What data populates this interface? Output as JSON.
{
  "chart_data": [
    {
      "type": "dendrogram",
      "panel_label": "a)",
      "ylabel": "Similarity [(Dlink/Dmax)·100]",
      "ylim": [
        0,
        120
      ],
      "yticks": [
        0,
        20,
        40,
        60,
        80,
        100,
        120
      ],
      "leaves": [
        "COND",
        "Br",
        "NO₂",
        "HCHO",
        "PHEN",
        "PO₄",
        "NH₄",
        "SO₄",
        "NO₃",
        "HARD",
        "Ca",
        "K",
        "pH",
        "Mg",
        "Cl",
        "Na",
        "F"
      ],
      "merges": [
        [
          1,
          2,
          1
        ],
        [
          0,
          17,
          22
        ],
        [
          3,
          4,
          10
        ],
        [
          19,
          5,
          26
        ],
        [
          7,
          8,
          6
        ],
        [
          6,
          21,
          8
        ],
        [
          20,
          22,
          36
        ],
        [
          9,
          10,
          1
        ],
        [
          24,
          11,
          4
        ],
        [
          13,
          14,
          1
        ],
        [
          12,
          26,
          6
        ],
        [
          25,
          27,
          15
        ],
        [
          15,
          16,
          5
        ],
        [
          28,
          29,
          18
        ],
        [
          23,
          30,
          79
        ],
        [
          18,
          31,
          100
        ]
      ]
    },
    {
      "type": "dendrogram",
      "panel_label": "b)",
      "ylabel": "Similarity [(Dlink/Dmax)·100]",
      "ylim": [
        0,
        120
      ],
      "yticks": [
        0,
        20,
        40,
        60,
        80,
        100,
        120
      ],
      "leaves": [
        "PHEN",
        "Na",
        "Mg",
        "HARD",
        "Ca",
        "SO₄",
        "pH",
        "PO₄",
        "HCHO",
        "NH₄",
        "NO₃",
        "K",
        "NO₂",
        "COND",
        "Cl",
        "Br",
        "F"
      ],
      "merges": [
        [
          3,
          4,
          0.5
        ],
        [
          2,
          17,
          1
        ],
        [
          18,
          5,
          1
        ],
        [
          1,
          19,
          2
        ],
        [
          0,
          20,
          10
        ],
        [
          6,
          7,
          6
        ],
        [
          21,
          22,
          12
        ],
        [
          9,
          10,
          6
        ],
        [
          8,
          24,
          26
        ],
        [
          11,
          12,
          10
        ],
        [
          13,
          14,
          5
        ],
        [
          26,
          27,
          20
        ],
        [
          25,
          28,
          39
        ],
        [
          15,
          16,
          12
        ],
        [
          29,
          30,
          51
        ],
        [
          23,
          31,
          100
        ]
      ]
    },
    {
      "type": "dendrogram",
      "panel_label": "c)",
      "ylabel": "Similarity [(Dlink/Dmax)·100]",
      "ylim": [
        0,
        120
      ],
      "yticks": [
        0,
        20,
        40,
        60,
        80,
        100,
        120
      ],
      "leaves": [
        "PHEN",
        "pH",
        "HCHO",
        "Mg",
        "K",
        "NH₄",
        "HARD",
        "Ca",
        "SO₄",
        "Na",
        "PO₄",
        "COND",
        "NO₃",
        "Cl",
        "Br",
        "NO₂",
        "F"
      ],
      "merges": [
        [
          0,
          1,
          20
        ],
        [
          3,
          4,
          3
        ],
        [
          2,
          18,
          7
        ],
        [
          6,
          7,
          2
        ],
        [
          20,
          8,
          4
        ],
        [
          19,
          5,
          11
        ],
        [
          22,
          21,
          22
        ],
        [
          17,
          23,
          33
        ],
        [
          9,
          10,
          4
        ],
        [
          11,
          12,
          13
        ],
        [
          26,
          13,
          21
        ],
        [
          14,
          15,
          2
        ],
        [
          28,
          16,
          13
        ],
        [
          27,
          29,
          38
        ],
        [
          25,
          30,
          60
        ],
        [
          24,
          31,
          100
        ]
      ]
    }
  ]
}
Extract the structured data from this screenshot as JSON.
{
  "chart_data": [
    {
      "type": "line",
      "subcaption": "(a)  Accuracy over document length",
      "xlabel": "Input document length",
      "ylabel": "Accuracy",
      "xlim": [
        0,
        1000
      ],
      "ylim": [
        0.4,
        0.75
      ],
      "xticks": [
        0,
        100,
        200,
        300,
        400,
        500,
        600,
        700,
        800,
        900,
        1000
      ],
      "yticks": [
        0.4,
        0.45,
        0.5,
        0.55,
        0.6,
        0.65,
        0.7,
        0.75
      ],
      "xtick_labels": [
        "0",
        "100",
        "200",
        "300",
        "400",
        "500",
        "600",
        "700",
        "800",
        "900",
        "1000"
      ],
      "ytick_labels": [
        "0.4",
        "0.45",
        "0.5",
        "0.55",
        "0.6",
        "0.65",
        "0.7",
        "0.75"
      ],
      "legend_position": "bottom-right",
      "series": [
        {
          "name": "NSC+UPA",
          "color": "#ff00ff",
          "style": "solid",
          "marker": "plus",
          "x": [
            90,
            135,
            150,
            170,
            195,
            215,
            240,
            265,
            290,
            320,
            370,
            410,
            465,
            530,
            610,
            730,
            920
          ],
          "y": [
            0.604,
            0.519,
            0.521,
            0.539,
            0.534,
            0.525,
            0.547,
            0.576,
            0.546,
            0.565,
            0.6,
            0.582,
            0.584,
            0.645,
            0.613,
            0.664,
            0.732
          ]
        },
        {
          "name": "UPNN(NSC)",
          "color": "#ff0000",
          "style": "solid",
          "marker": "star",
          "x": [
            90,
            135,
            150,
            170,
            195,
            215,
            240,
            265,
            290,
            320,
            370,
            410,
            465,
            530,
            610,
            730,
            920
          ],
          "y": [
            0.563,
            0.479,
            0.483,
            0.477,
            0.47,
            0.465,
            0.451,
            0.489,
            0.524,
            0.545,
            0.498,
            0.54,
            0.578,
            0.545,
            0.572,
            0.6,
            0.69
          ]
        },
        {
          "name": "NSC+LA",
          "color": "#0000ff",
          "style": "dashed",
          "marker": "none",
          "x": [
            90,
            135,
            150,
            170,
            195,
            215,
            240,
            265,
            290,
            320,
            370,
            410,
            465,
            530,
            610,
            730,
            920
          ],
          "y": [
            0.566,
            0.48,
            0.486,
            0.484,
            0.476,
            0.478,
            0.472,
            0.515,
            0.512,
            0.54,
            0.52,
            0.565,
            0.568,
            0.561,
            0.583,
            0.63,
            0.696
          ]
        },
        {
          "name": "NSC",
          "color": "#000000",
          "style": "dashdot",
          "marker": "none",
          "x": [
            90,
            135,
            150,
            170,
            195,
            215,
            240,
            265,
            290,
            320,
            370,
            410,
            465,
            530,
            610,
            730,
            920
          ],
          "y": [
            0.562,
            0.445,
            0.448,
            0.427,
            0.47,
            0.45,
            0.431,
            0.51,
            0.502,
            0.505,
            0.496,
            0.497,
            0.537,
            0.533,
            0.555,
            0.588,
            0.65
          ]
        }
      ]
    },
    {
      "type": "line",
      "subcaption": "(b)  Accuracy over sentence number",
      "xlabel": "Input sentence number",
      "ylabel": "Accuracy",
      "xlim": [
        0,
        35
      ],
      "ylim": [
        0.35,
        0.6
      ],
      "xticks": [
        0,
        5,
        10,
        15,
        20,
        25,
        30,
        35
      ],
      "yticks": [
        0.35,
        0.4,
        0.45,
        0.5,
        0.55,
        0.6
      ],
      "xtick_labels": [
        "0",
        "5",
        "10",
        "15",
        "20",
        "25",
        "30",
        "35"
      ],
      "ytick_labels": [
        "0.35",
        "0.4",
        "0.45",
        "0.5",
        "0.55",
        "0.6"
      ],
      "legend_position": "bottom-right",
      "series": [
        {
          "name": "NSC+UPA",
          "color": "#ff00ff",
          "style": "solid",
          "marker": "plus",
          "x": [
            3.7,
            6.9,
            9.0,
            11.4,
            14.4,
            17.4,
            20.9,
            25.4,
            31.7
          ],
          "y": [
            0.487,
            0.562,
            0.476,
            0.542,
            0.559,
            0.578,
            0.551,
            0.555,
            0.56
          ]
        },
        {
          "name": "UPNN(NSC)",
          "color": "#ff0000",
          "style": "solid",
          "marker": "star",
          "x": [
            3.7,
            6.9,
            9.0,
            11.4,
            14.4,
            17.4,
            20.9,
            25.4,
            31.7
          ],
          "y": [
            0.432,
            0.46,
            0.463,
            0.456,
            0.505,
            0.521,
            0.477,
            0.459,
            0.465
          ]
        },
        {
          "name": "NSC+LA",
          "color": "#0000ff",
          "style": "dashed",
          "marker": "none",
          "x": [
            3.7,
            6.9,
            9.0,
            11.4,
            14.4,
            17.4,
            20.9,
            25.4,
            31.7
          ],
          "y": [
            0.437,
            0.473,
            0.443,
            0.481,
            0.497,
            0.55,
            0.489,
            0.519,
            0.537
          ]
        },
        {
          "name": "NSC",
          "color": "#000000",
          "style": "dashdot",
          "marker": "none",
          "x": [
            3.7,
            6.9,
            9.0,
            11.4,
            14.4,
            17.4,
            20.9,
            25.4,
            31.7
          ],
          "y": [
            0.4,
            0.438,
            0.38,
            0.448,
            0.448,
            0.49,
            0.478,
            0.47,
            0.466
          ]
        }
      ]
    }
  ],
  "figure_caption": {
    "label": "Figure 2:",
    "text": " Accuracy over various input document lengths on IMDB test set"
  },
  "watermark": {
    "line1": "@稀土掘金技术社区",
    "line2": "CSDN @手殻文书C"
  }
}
■ ■ ■ ■ ■
*REQUIREMENTS*
How many lines of these entries contain the string "this"? Reply with the number alone.

*EXERCISE OUTPUT*
2